> Passage shown
↓

Numbers 5.-Major General William W. Loring, C. S. Army.

Numbers 6.-Brigadier General Henry Heth, C. S. Army.

Numbers 1. Reports of Brigadier General Jacob D. Cox, U. S. Army.

FLAT TOP, May 24, 1862.

My Third Brigade, Colonel Crook commanding, was attacked yesterday morning at Lewisburg by General Heth, with 3,000 men, and after a lively engagement he routed them and they fled in confusion. Four of the enemy's cannon, 200 stand of arms, and 100 prisoners taken. Our loss, 10 killed and about 40 wounded.

J. D. COX,
Brigadier-General, Commanding District.

Assistant Adjutant-General.

FLAT TOP, May 24, 1862.

COLONEL: The rebels in their retreat burned Greenbrier Bridge. Crook cannot advance far beyond Lewisburg till the new trains are ready to help him with supplies. The same cause operates here. Steady rain for the past twenty-four hours puts our supplies behind, and my hope that we might get some ahead is disappointed for the present. The news from the front is not very consistent or definite. Loring is now reported chief in command, having arrived two days ago. Numbers are reported as before: Heth's 4,000, the rest 9,000 or 10,000. I allow for exaggeration, but no doubt it is a very much larger force than ours. Does the general commanding get any encouragement as to re-enforcements for us?

J. D. COX,
Brigadier-General, Commanding.

↑

> Provided data
↓

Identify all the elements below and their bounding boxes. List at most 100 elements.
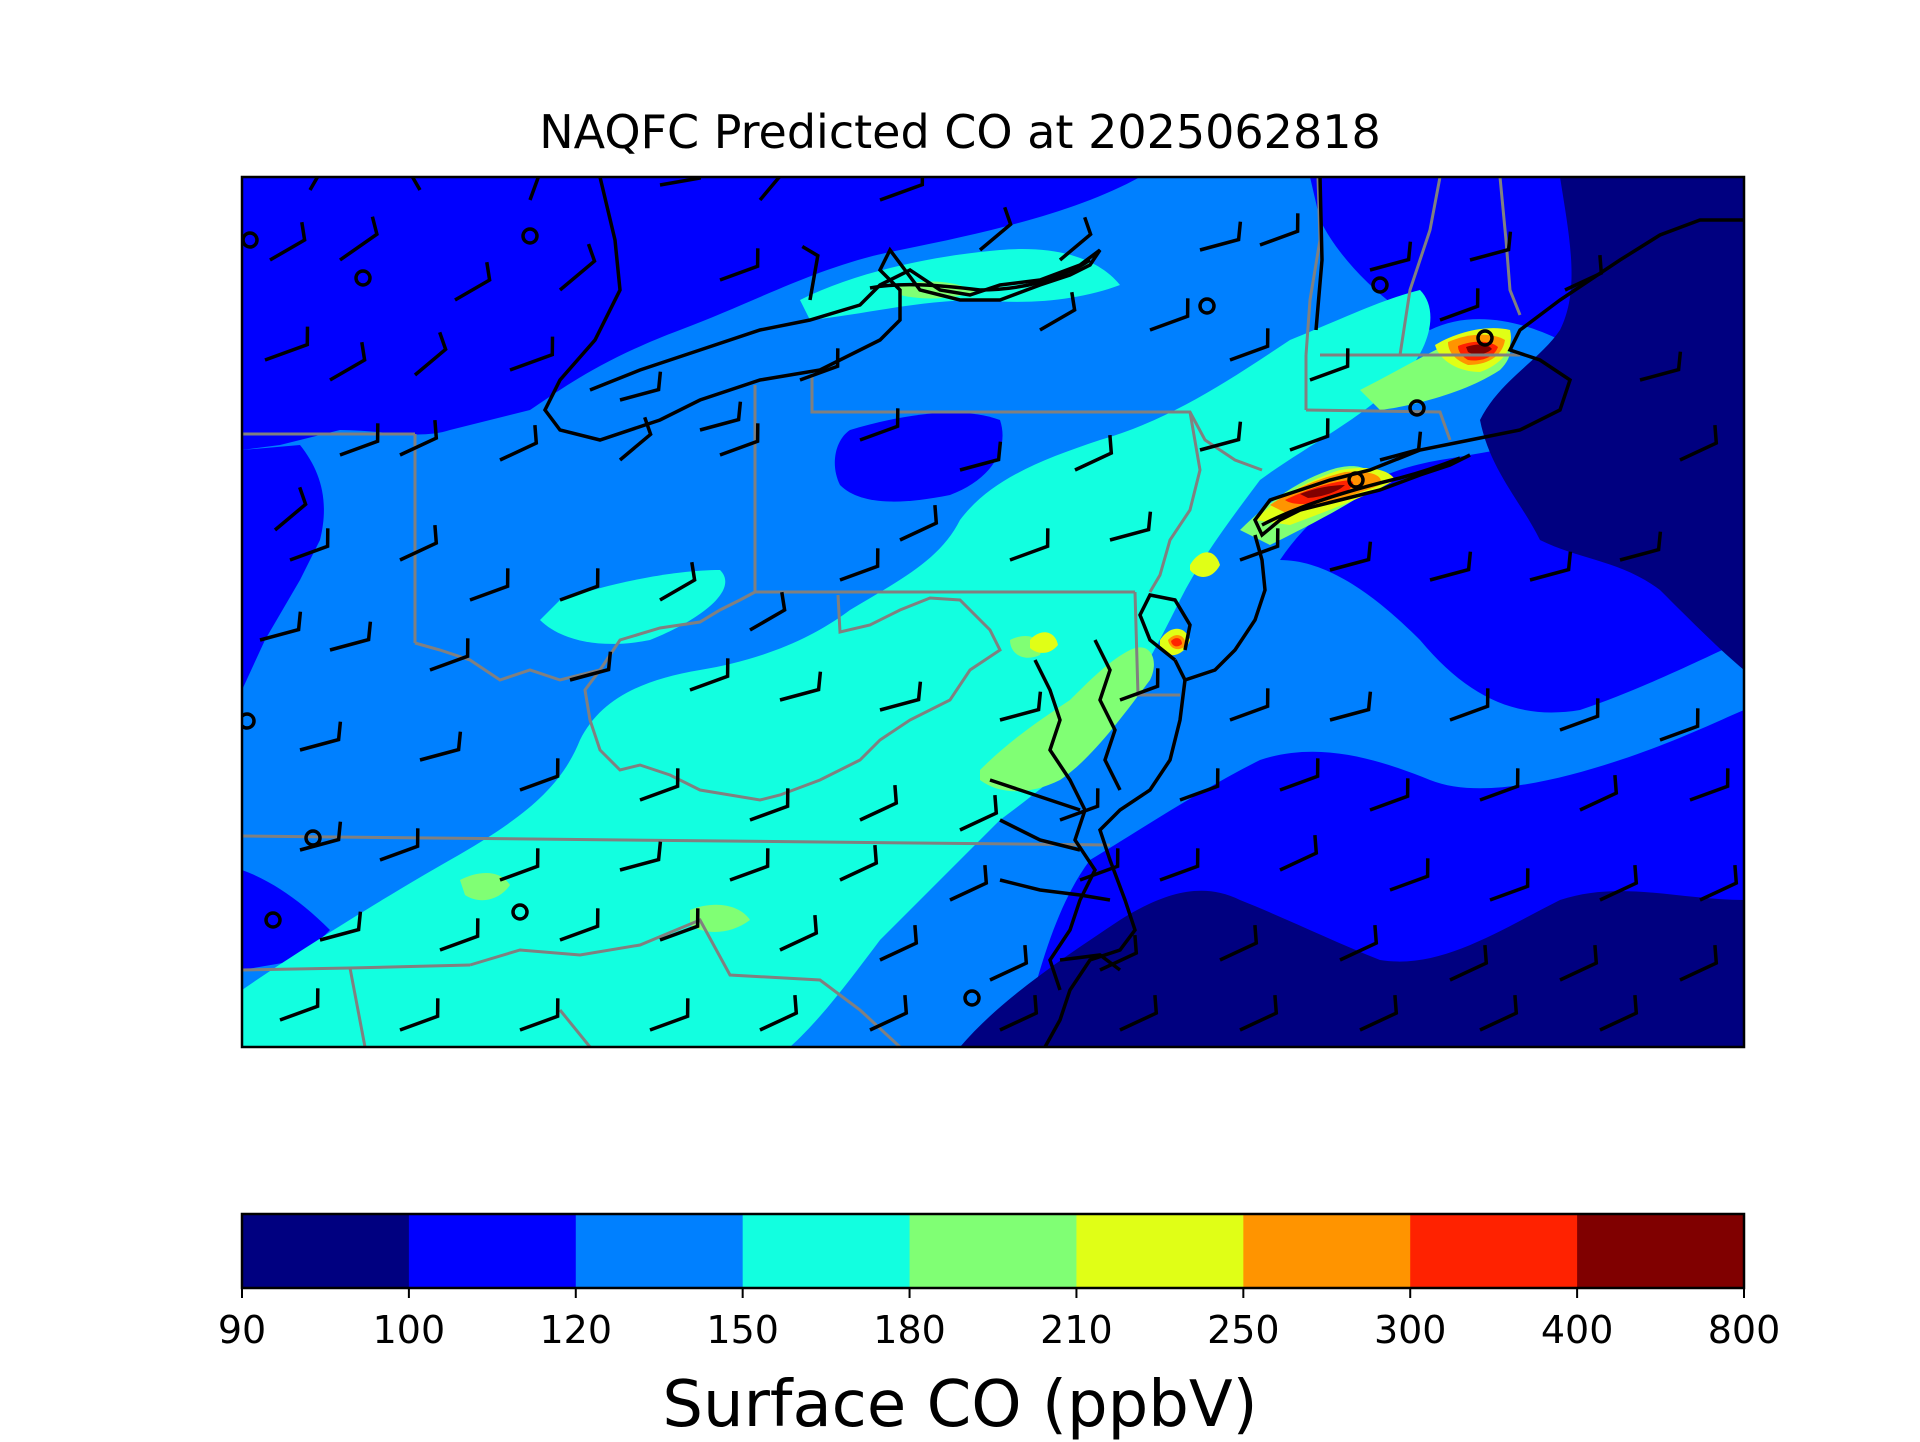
field-100-120-southwest <box>242 870 330 970</box>
wind-barb <box>338 216 379 262</box>
border-ga <box>348 967 367 1047</box>
wind-barb <box>279 988 320 1022</box>
border-ky-tn <box>242 834 1111 847</box>
wind-barb <box>1449 944 1489 982</box>
wind-barb <box>1679 944 1719 982</box>
wind-barb <box>1559 698 1600 732</box>
border-nj-pa <box>1148 411 1202 593</box>
wind-barb <box>413 331 448 377</box>
wind-barb <box>1039 291 1077 332</box>
wind-barb <box>879 681 923 712</box>
wind-barb <box>758 177 782 202</box>
wind-barb <box>1659 708 1700 742</box>
wind-barb <box>749 788 790 822</box>
wind-barb <box>1074 434 1114 472</box>
colorbar-tick-label: 180 <box>873 1308 946 1352</box>
wind-barb <box>308 177 320 191</box>
wind-barb <box>1009 528 1050 562</box>
wind-barb <box>1239 994 1279 1032</box>
wind-barb <box>559 908 600 942</box>
wind-barb <box>339 423 380 457</box>
wind-barb <box>989 944 1029 982</box>
wind-barb <box>978 206 1013 252</box>
wind-barb <box>639 768 680 802</box>
wind-barb <box>319 911 363 942</box>
wind-barb <box>1449 688 1490 722</box>
wind-barb <box>419 731 463 762</box>
wind-barb <box>959 794 999 832</box>
wind-barb <box>1469 231 1513 262</box>
rappahannock <box>999 818 1081 852</box>
wind-barb <box>1179 768 1220 802</box>
wind-barb <box>399 419 439 457</box>
wind-barb <box>1239 528 1280 562</box>
wind-barb <box>618 416 653 462</box>
concentration-field <box>242 177 1744 1047</box>
wind-barb <box>659 561 697 602</box>
wind-barb <box>619 841 663 872</box>
wind-barb <box>1199 421 1243 452</box>
calm-wind-circle <box>1198 297 1216 315</box>
wind-barb <box>1279 834 1319 872</box>
wind-barbs <box>259 177 1739 1032</box>
colorbar-tick-label: 300 <box>1373 1308 1447 1352</box>
field-90-100-gulf-of-maine <box>1480 177 1744 670</box>
wind-barb <box>1369 241 1413 272</box>
wind-barb <box>399 998 440 1032</box>
colorbar-tick-label: 400 <box>1540 1308 1614 1352</box>
wind-barb <box>454 261 492 302</box>
wind-barb <box>1339 924 1379 962</box>
calm-wind-circle <box>1371 276 1389 294</box>
wind-barb <box>329 341 367 382</box>
border-tn-nc <box>469 918 902 1047</box>
field-300-400-phl <box>1171 638 1182 647</box>
wind-barb <box>659 908 700 942</box>
wind-barb <box>559 568 600 602</box>
wind-barb <box>1219 924 1259 962</box>
wind-barb <box>839 548 880 582</box>
wind-barb <box>519 758 560 792</box>
field-180-210-coast <box>980 647 1154 792</box>
wind-barb <box>719 248 760 282</box>
calm-wind-circle <box>521 227 539 245</box>
colorbar-segment <box>1243 1214 1411 1288</box>
colorbar-tick-marks <box>241 1288 1745 1298</box>
border-sc-nc <box>558 1009 592 1047</box>
wind-barb <box>1699 864 1739 902</box>
wind-barb <box>1389 858 1430 892</box>
wind-barb <box>469 568 510 602</box>
border-ny-vt <box>1304 177 1322 356</box>
field-180-210-southwest <box>460 873 510 901</box>
wind-barb <box>439 918 480 952</box>
wind-barb <box>259 611 303 642</box>
wind-barb <box>859 408 900 442</box>
wind-barb <box>499 848 540 882</box>
wind-barb <box>1058 216 1093 262</box>
wind-barb <box>1379 431 1423 462</box>
calm-wind-circle <box>511 903 529 921</box>
wind-barb <box>379 828 420 862</box>
colorbar-tick-label: 90 <box>217 1308 267 1352</box>
wind-barb <box>1229 688 1270 722</box>
wind-barb <box>649 998 690 1032</box>
wind-barb <box>1619 531 1663 562</box>
wind-barb <box>949 864 989 902</box>
field-100-120-northwest <box>242 177 1140 450</box>
field-150-180-north <box>800 249 1120 320</box>
wind-barb <box>1429 551 1473 582</box>
calm-wind-circle <box>963 989 981 1007</box>
wind-barb <box>759 994 799 1032</box>
wind-barb <box>264 326 310 362</box>
wind-barb <box>1529 551 1573 582</box>
wind-barb <box>1599 994 1639 1032</box>
colorbar-tick-label: 210 <box>1040 1308 1113 1352</box>
calm-wind-circle <box>264 911 282 929</box>
wind-barb <box>689 658 730 692</box>
wind-barb <box>839 844 879 882</box>
wind-barb <box>499 424 539 462</box>
border-oh-ky <box>414 641 601 682</box>
james-river <box>999 878 1111 902</box>
border-nh-me <box>1498 177 1522 316</box>
wind-barb <box>528 177 541 201</box>
long-island <box>1261 456 1461 527</box>
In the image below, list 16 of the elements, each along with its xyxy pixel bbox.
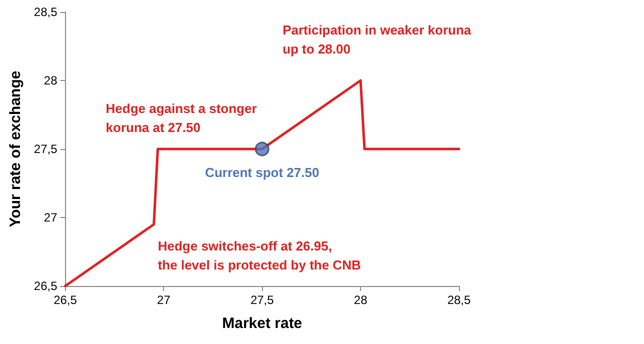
annotation: Hedge against a stonger koruna at 27.50 [106, 101, 257, 135]
y-tick-label: 28 [44, 74, 58, 88]
annotation: Hedge switches-off at 26.95, the level is protected by the CNB [158, 238, 361, 272]
annotation: Participation in weaker koruna up to 28.00 [282, 22, 472, 56]
y-tick-label: 27,5 [34, 142, 58, 156]
x-tick-label: 28 [354, 293, 368, 307]
x-tick-label: 27 [157, 293, 171, 307]
x-tick-label: 26,5 [54, 293, 78, 307]
x-tick-label: 27,5 [250, 293, 274, 307]
y-tick-label: 26,5 [34, 279, 58, 293]
x-axis-title: Market rate [222, 315, 302, 332]
y-tick-label: 27 [44, 210, 58, 224]
x-tick-label: 28,5 [447, 293, 471, 307]
y-axis-title: Your rate of exchange [7, 70, 24, 228]
annotation: Current spot 27.50 [205, 165, 320, 180]
y-tick-label: 28,5 [34, 5, 58, 19]
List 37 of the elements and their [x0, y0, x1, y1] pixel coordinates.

↑

> Your instructions
According to the Flat Top reports, what did the rebels burn during their retreat?

> Answer to this exercise
Greenbrier Bridge.